YOUR INSTRUCTIONS:
Go through the lines below and copy each one that holds the string "text".

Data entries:
______________________________
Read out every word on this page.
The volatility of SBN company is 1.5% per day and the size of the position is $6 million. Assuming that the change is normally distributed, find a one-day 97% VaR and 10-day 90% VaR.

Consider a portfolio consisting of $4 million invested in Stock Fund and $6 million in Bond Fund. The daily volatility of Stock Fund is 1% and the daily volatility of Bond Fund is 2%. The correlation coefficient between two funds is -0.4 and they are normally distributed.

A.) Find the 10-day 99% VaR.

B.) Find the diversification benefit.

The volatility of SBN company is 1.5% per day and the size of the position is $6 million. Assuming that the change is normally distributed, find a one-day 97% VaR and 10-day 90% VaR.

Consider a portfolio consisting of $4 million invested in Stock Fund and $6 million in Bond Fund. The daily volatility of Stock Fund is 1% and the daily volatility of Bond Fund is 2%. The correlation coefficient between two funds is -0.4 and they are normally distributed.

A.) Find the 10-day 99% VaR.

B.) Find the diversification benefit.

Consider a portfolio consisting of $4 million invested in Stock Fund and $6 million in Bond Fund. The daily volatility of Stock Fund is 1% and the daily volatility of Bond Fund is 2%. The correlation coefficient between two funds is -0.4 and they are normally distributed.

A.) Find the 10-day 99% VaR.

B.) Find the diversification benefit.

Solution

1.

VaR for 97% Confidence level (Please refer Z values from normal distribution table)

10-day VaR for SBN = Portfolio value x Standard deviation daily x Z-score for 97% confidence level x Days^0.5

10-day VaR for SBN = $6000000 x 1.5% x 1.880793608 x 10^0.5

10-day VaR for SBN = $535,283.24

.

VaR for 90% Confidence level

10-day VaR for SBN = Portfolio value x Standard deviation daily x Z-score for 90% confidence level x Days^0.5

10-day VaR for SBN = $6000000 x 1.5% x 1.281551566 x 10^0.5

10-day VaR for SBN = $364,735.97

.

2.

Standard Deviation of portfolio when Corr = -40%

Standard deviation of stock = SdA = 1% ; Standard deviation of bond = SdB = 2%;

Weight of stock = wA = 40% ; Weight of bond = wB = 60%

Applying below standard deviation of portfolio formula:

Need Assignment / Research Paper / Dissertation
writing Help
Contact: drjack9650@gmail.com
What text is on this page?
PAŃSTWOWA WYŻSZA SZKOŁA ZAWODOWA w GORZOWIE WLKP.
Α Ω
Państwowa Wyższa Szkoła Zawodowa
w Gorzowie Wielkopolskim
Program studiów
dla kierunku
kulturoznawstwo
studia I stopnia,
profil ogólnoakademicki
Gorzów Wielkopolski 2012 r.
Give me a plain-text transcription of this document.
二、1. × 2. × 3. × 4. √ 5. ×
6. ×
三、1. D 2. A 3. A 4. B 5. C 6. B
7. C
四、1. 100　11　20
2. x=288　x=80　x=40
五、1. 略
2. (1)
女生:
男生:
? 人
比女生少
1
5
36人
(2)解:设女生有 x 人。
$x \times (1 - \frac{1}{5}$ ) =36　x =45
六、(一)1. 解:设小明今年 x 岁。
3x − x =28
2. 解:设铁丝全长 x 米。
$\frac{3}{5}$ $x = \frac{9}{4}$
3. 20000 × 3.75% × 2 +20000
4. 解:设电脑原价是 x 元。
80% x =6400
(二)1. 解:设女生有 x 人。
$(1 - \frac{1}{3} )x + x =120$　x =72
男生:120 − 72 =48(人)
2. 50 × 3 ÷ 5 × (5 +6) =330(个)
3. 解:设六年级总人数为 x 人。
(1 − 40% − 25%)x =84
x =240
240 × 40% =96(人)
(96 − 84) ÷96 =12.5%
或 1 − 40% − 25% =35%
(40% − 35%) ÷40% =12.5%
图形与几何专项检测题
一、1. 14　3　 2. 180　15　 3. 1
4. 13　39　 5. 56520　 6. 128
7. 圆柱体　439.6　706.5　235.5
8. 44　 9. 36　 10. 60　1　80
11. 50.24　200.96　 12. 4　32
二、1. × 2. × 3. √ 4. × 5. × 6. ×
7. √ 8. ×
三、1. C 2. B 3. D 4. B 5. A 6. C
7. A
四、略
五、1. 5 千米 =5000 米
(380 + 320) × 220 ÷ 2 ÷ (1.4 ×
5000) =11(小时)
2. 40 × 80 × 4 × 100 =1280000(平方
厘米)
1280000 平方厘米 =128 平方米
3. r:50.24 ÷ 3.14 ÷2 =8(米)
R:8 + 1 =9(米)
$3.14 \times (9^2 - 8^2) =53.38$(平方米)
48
______________________________
RESPONSE BELOW:
What text is on this page?
Give me a plain-text transcription of this document.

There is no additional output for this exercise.